[DATA RECORDS start]

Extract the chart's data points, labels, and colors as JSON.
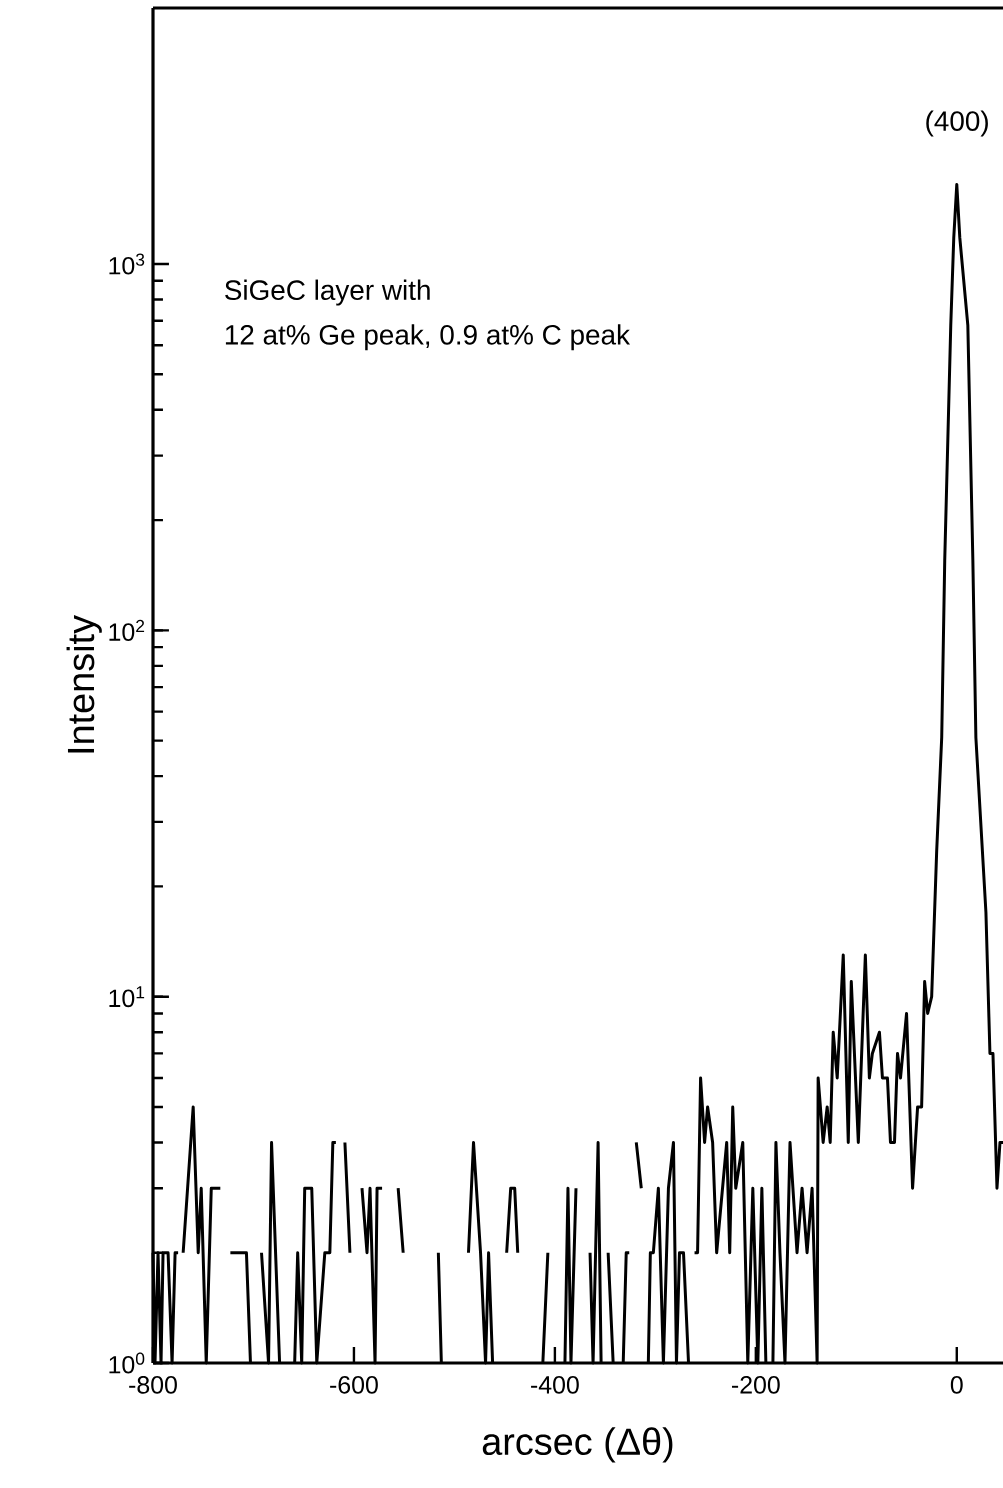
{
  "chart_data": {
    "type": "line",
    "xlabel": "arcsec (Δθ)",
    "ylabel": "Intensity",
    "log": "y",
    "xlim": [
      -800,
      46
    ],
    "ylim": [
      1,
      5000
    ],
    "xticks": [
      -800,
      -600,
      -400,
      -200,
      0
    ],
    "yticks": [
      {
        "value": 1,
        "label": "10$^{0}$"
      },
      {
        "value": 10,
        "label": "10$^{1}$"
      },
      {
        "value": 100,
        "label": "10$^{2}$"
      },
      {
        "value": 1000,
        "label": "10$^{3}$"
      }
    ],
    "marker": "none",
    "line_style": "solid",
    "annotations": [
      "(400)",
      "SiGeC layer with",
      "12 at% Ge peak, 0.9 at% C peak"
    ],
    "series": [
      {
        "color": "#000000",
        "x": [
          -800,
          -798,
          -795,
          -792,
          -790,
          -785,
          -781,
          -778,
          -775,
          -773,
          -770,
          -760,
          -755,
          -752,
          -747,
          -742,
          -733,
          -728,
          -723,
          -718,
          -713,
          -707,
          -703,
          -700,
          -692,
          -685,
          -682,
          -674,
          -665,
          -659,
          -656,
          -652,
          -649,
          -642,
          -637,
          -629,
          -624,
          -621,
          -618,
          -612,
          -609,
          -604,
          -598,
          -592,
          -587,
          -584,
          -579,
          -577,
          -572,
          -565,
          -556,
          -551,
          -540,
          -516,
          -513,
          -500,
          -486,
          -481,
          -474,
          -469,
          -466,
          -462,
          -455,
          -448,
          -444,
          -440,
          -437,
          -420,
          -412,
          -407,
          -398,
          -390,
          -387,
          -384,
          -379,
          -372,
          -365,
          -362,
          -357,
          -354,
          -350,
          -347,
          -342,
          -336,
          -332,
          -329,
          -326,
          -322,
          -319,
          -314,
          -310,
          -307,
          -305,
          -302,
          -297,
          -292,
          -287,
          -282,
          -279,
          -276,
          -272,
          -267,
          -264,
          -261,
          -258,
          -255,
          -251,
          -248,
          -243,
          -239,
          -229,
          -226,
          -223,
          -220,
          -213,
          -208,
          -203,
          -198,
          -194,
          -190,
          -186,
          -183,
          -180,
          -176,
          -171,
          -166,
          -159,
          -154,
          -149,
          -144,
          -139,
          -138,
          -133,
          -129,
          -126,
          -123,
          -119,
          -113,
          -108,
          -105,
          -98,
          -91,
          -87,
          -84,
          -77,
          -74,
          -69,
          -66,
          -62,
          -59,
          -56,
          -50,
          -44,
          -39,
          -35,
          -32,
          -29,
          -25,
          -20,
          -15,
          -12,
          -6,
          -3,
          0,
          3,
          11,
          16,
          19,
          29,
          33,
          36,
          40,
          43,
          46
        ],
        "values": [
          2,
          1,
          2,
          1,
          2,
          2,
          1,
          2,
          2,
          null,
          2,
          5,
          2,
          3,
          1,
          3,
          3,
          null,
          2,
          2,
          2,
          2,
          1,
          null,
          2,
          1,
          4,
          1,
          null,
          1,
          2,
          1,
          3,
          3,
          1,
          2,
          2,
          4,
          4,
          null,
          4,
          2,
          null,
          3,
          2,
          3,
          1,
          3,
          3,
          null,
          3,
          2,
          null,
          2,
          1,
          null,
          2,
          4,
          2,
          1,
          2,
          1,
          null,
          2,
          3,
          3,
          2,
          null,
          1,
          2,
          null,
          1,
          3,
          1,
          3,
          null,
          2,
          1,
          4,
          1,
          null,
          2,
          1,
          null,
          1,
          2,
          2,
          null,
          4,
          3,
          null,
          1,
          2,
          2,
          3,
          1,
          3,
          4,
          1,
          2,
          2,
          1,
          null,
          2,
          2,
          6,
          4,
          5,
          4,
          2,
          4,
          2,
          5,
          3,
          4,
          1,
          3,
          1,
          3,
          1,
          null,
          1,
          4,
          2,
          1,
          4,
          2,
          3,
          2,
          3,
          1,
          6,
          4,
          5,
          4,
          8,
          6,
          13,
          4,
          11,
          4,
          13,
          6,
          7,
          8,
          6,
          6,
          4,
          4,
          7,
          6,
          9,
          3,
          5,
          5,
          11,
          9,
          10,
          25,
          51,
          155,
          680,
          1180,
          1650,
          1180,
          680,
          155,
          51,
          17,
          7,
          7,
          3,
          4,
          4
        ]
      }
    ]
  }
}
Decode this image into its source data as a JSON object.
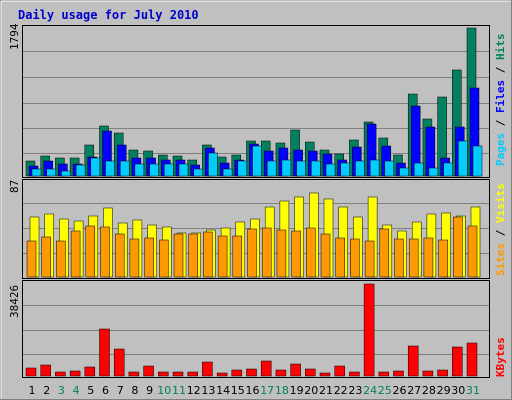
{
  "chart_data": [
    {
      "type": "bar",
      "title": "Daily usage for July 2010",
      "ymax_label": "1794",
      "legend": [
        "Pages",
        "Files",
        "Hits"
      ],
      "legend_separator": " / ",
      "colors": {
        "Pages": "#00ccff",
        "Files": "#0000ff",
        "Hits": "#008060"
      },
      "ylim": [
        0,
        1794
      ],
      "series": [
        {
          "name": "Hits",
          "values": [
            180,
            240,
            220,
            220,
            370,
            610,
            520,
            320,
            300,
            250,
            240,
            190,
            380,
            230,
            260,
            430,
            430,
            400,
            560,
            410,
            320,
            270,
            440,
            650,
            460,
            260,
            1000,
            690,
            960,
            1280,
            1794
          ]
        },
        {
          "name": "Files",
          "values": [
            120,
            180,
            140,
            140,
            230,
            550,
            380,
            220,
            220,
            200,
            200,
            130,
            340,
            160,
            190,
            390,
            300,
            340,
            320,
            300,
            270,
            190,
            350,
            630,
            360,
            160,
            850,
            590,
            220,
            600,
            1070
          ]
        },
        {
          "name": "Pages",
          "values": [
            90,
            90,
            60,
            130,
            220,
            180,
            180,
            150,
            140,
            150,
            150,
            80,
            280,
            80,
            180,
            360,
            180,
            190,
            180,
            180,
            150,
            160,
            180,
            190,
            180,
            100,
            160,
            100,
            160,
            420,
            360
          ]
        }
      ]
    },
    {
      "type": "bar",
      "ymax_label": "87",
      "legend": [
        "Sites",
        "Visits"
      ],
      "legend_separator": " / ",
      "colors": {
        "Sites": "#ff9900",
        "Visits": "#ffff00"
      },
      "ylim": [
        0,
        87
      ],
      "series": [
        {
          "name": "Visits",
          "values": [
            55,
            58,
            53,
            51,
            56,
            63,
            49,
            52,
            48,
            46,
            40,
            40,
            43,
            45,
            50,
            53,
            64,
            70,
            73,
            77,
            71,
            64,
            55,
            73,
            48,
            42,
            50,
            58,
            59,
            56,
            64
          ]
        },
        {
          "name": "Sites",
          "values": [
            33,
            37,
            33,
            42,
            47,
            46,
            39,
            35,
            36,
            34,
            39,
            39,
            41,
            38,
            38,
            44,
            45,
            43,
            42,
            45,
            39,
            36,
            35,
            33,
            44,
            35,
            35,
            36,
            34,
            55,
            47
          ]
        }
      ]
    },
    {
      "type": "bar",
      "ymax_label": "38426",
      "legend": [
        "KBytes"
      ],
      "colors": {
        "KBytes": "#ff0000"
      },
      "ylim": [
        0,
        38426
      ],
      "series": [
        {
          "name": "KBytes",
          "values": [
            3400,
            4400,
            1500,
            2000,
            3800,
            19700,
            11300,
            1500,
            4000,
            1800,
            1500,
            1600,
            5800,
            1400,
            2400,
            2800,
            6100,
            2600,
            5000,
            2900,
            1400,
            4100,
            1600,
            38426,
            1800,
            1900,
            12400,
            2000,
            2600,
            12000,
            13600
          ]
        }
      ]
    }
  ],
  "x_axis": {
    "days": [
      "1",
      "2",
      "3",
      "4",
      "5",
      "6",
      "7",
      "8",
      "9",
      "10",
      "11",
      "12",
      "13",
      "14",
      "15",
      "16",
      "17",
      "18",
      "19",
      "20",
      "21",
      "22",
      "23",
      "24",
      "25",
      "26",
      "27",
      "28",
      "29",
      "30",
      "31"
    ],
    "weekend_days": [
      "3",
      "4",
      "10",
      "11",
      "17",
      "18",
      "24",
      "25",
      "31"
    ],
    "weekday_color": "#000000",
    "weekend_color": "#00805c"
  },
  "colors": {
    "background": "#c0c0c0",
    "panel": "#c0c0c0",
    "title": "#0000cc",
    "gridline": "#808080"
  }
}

[DATA RECORDS end]

» **DIRECTIONS FOR THIS TASK**: Copy out each line of the records that holds the string "JSON".

» **OUTPUT FOR THIS EXERCISE**:
Extract the chart's data points, labels, and colors as JSON.
Decode this image into its source data as a JSON object.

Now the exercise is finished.